◆ Given task: From the line containing "Decode this image" to the very last line, repeat everything exactly and add nothing else. Skip the pictures.

◆ Record extracts:
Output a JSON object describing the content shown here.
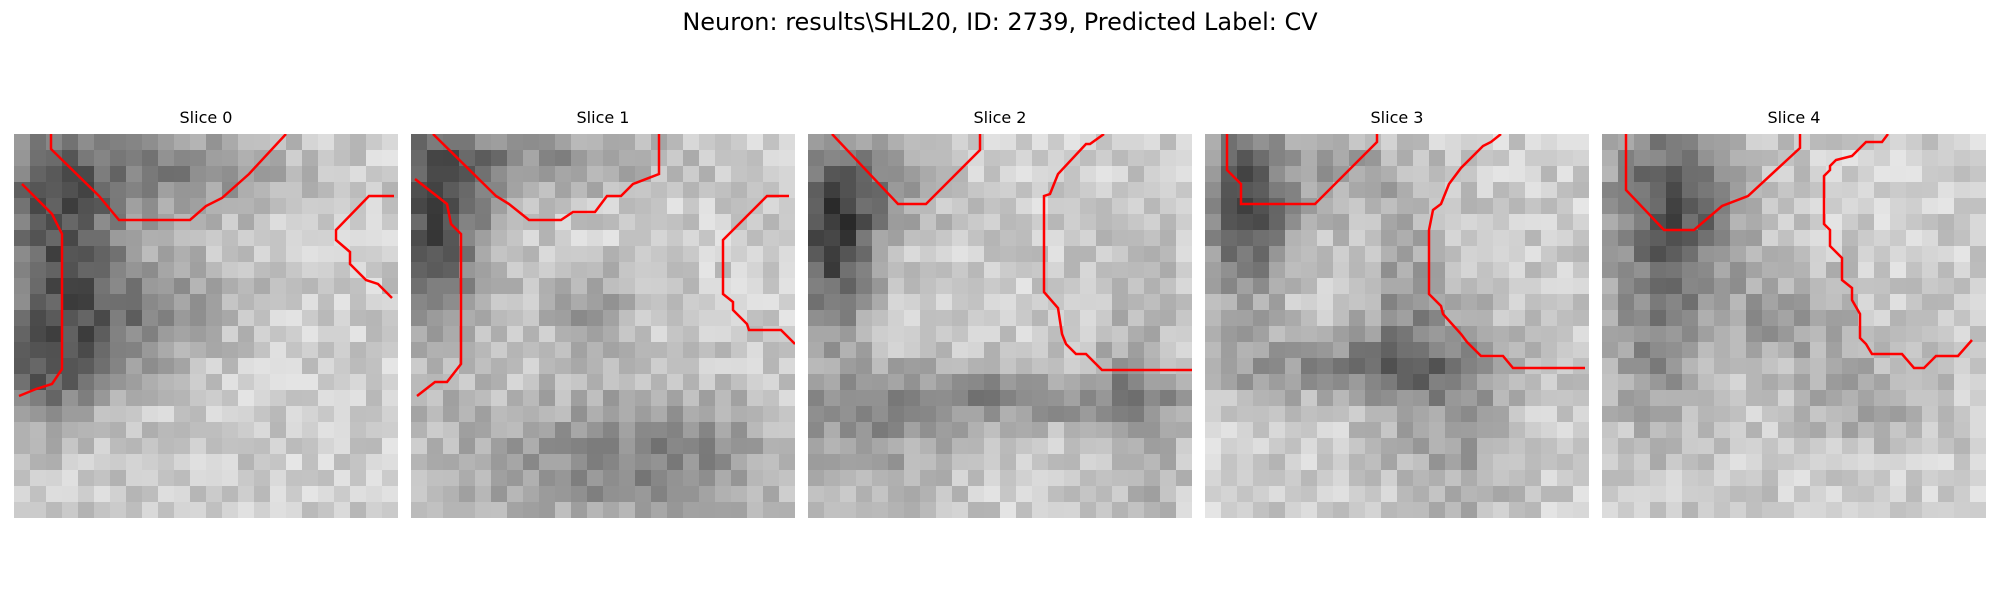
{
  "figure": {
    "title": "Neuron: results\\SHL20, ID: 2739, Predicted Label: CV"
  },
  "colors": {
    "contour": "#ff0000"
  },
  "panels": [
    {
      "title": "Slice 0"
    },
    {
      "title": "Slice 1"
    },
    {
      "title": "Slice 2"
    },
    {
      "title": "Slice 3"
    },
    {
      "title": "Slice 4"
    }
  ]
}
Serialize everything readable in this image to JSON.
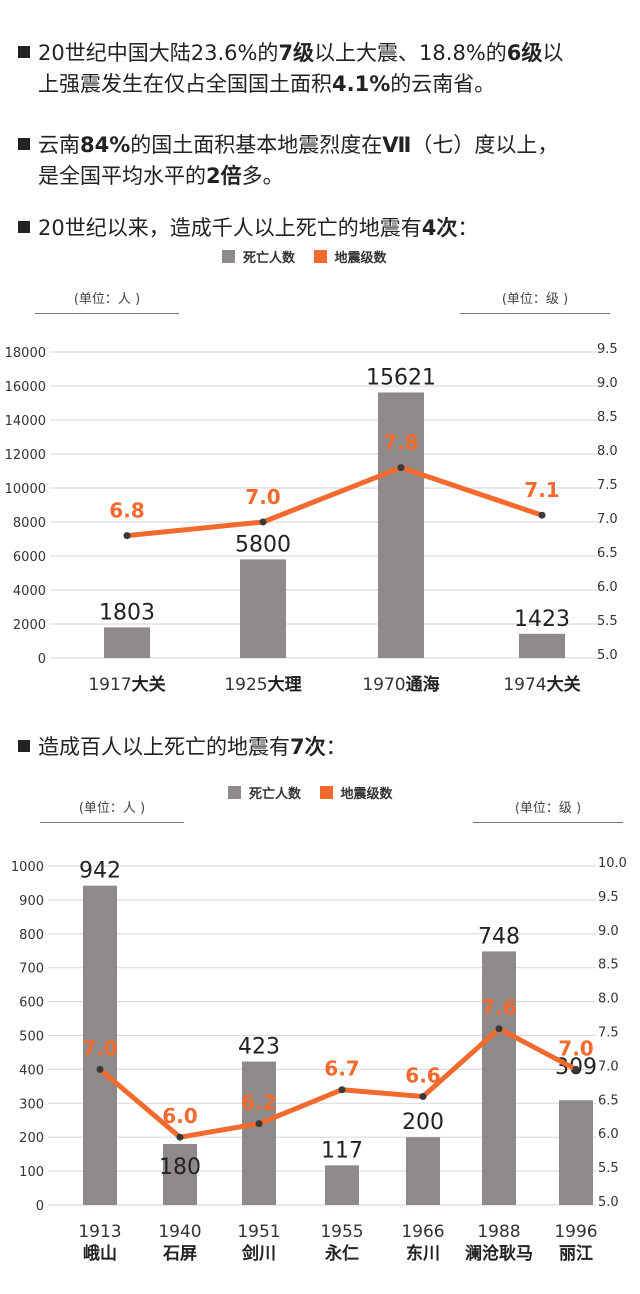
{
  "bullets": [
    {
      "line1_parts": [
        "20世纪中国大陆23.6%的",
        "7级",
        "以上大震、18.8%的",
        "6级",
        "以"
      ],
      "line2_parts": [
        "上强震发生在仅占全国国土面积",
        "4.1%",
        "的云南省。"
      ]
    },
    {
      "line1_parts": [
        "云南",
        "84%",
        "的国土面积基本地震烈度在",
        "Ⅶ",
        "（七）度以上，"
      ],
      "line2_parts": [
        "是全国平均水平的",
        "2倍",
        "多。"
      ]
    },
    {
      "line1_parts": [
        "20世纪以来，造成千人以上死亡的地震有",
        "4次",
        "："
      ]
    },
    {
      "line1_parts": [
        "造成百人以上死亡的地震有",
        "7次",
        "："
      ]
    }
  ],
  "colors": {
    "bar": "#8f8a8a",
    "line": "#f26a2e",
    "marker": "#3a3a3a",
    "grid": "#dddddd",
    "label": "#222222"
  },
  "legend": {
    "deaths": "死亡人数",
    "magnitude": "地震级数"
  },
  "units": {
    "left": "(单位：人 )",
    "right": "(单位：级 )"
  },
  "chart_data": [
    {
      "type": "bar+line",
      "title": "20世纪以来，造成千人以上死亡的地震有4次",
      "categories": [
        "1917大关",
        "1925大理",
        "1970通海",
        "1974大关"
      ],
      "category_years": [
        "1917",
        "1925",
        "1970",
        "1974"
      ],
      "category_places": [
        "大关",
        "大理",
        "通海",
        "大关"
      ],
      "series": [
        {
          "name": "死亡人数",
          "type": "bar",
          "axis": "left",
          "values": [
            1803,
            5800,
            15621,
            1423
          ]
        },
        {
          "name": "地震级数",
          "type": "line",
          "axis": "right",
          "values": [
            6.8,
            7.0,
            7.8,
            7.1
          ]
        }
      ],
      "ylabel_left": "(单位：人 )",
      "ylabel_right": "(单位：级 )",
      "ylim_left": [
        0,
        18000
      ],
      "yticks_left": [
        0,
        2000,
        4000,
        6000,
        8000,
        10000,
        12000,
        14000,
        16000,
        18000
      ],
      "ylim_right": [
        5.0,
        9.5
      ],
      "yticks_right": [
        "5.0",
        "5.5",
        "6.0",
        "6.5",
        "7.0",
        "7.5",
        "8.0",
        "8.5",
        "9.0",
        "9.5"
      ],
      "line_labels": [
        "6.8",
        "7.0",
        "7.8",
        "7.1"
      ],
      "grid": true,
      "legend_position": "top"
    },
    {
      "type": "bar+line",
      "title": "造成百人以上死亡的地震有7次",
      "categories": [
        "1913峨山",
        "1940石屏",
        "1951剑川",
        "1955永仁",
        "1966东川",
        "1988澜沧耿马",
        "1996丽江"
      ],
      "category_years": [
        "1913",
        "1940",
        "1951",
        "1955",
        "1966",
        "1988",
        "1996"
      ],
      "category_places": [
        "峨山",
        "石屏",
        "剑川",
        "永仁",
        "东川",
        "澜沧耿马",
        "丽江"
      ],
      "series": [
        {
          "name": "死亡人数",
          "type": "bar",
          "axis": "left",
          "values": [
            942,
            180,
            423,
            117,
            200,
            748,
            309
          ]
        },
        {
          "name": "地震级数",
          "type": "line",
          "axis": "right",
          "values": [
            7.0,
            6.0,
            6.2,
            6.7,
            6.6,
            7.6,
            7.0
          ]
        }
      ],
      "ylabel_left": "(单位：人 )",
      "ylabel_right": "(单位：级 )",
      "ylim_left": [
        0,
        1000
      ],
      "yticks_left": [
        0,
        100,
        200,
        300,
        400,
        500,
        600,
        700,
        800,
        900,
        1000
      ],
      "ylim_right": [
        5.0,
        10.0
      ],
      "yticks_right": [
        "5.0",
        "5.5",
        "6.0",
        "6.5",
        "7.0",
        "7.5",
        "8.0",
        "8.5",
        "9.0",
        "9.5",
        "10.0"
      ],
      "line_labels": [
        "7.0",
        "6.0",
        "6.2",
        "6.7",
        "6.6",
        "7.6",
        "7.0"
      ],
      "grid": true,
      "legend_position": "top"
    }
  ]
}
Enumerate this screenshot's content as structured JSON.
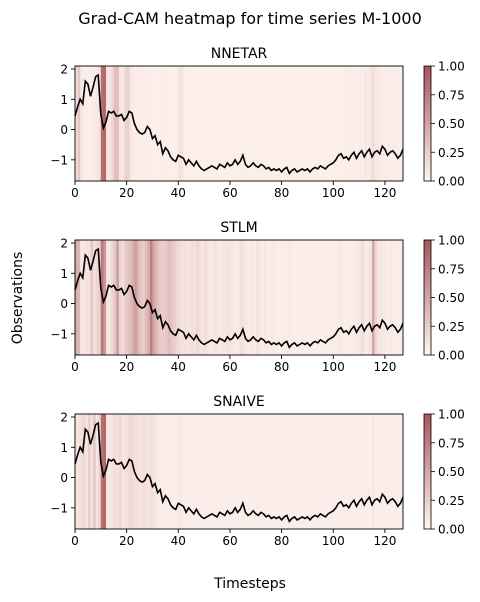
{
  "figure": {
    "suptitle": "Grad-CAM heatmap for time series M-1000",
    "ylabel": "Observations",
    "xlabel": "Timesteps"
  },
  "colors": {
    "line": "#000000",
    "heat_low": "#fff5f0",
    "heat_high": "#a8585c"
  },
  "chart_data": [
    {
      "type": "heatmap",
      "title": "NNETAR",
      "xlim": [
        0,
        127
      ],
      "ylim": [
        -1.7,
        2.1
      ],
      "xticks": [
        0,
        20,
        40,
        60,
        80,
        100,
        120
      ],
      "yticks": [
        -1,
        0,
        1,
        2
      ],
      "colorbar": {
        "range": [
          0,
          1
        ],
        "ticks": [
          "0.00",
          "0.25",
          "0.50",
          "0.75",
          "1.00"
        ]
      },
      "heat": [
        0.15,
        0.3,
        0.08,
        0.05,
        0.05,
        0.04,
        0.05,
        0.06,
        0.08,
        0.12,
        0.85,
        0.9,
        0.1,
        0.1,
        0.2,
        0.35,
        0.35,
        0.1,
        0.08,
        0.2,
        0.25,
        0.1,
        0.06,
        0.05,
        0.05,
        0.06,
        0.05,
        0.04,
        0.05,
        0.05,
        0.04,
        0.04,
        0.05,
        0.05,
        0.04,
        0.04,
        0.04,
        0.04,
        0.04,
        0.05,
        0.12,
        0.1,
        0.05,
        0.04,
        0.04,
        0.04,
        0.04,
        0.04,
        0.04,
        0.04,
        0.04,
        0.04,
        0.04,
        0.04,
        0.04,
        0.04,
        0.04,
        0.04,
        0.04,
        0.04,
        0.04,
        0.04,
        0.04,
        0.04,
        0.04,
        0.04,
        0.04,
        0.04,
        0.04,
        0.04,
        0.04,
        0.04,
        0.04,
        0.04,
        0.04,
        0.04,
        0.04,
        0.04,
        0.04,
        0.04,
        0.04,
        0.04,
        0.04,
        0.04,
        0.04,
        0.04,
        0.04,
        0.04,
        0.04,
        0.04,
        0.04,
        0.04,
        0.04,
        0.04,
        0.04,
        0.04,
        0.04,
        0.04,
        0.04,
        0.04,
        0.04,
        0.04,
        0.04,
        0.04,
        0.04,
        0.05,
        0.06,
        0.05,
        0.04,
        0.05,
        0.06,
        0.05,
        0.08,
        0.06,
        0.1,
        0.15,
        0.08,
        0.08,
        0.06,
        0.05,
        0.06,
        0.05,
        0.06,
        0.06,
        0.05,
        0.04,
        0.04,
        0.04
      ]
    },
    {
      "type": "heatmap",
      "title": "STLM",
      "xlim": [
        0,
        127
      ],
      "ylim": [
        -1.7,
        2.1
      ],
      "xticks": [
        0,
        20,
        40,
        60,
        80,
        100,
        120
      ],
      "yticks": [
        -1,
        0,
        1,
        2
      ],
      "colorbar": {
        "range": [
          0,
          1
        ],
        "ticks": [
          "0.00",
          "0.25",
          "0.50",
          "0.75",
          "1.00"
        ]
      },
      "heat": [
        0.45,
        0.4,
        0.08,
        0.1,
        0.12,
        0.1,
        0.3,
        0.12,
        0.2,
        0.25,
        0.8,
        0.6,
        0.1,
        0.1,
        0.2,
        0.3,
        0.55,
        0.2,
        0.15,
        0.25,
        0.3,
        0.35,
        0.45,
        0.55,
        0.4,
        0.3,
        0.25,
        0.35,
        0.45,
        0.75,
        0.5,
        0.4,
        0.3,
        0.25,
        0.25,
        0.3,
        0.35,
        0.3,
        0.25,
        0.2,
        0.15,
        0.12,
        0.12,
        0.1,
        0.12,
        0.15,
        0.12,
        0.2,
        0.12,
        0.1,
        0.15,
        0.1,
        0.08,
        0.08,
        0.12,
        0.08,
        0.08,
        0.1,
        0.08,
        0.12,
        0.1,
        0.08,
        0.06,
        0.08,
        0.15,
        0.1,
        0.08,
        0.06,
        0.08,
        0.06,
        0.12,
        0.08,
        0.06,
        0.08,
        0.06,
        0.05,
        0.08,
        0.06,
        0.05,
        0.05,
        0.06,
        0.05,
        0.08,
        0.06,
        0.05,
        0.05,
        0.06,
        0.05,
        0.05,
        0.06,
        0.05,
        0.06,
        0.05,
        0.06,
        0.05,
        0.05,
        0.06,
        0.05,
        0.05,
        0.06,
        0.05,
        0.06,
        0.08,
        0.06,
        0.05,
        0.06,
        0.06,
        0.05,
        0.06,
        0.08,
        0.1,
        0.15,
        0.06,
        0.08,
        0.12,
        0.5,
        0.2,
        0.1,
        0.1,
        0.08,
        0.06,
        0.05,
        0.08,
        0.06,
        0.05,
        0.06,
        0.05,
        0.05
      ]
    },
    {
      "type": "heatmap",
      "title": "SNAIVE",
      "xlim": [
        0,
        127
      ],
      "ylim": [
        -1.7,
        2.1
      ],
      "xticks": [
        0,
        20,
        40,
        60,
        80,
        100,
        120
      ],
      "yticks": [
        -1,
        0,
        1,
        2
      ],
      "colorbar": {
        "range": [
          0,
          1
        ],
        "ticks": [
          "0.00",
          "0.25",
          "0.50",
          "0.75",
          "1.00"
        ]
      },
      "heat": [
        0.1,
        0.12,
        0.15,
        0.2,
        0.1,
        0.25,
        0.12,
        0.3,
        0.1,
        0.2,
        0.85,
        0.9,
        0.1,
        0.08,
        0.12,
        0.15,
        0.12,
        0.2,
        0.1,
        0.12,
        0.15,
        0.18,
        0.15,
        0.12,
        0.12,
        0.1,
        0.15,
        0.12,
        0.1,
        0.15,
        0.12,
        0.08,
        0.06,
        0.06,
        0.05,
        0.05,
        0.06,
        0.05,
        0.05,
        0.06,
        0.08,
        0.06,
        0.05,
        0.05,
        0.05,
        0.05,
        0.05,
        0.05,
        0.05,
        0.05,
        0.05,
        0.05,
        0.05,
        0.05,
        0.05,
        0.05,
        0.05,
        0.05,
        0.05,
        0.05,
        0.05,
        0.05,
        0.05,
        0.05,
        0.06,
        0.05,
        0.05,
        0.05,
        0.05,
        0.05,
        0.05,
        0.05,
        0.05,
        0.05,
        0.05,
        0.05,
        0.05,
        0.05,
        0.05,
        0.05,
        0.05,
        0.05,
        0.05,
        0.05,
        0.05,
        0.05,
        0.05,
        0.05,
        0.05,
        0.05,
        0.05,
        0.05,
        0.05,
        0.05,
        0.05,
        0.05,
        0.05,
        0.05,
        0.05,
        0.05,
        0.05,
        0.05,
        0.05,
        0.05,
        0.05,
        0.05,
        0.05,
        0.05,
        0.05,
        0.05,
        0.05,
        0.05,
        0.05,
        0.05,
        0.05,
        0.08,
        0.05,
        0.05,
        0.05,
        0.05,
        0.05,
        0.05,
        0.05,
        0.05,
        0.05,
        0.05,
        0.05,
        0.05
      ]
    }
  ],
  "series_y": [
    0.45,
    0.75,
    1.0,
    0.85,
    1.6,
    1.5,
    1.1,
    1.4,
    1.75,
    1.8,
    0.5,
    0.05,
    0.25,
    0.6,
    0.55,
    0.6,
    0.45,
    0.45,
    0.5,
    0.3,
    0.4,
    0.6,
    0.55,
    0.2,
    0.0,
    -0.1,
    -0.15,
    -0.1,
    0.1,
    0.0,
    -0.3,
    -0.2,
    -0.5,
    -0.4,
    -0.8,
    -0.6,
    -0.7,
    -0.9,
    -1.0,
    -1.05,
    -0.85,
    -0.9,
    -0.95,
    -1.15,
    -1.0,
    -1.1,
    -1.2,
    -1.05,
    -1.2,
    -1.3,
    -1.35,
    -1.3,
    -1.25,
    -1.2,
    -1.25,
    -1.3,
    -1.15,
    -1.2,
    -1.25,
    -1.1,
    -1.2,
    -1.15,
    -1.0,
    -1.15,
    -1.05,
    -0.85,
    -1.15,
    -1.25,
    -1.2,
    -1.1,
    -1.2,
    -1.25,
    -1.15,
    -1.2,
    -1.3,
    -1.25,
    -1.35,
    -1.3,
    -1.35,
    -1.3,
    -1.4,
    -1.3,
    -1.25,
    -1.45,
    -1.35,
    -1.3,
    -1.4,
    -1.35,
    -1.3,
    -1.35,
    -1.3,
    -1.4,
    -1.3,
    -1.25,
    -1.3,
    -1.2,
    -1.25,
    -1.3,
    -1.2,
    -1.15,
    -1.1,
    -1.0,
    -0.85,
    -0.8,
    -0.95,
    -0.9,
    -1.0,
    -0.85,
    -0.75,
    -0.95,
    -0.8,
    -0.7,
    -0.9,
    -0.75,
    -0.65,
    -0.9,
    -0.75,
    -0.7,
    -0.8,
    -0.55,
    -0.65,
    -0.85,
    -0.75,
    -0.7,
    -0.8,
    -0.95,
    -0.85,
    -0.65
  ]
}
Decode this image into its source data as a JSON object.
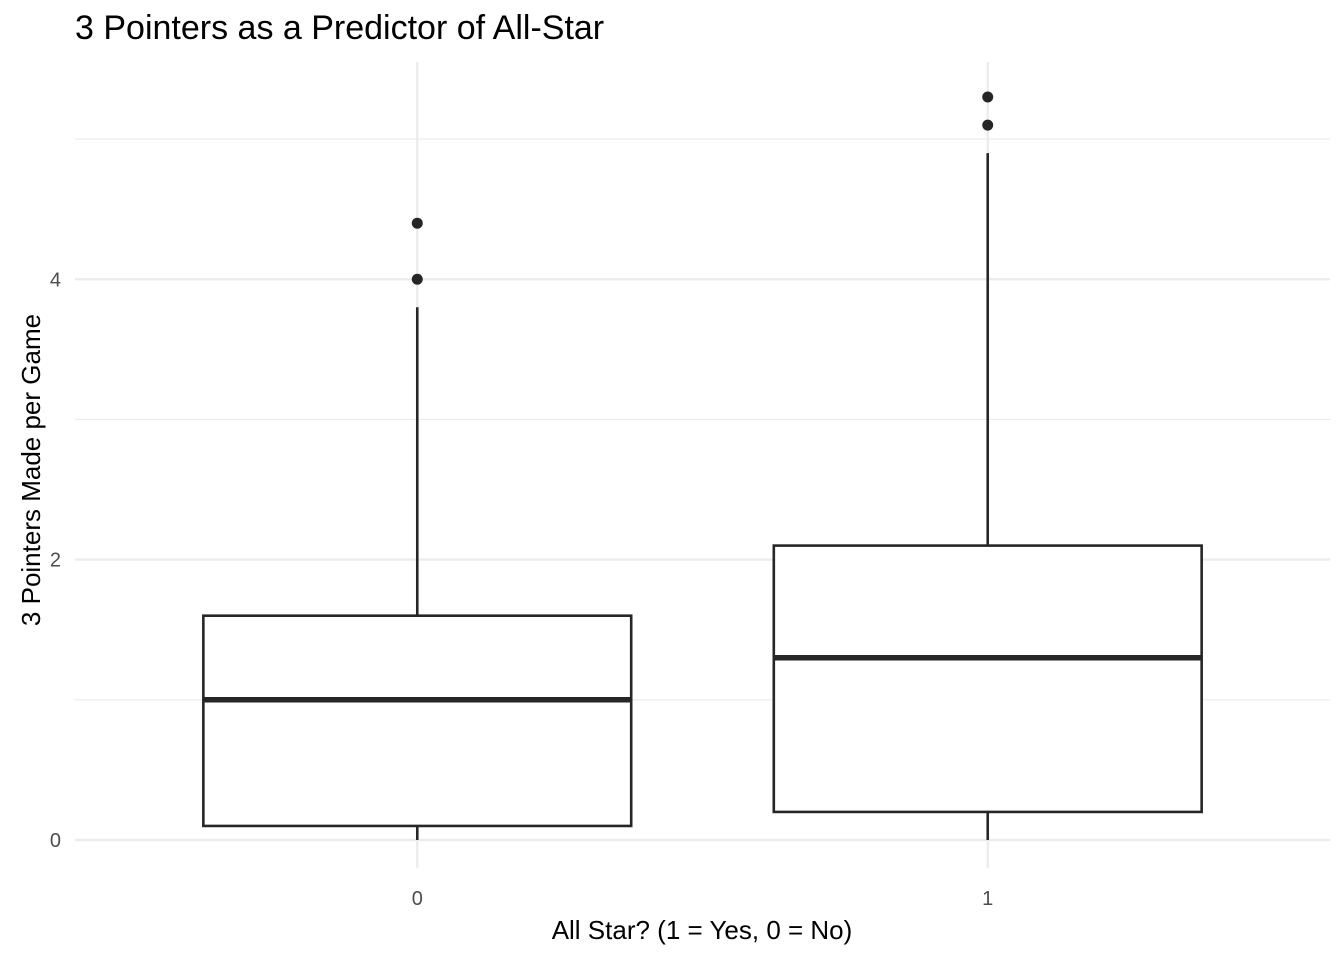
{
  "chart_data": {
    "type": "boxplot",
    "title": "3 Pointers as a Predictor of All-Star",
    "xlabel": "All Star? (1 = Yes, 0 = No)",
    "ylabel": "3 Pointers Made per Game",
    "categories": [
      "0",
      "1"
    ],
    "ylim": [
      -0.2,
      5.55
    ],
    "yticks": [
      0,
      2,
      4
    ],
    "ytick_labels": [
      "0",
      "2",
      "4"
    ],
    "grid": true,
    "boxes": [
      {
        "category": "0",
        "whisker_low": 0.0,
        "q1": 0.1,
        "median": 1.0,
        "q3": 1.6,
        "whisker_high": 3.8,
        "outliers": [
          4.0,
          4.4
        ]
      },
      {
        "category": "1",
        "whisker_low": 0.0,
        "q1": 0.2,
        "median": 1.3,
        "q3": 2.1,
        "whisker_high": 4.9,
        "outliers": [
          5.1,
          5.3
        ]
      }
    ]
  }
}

◆ Exercise output:
Decode this image into its source data as a JSON object.
{
  "chart_data": {
    "type": "boxplot",
    "title": "3 Pointers as a Predictor of All-Star",
    "xlabel": "All Star? (1 = Yes, 0 = No)",
    "ylabel": "3 Pointers Made per Game",
    "categories": [
      "0",
      "1"
    ],
    "ylim": [
      -0.2,
      5.55
    ],
    "yticks": [
      0,
      2,
      4
    ],
    "ytick_labels": [
      "0",
      "2",
      "4"
    ],
    "grid": true,
    "boxes": [
      {
        "category": "0",
        "whisker_low": 0.0,
        "q1": 0.1,
        "median": 1.0,
        "q3": 1.6,
        "whisker_high": 3.8,
        "outliers": [
          4.0,
          4.4
        ]
      },
      {
        "category": "1",
        "whisker_low": 0.0,
        "q1": 0.2,
        "median": 1.3,
        "q3": 2.1,
        "whisker_high": 4.9,
        "outliers": [
          5.1,
          5.3
        ]
      }
    ]
  }
}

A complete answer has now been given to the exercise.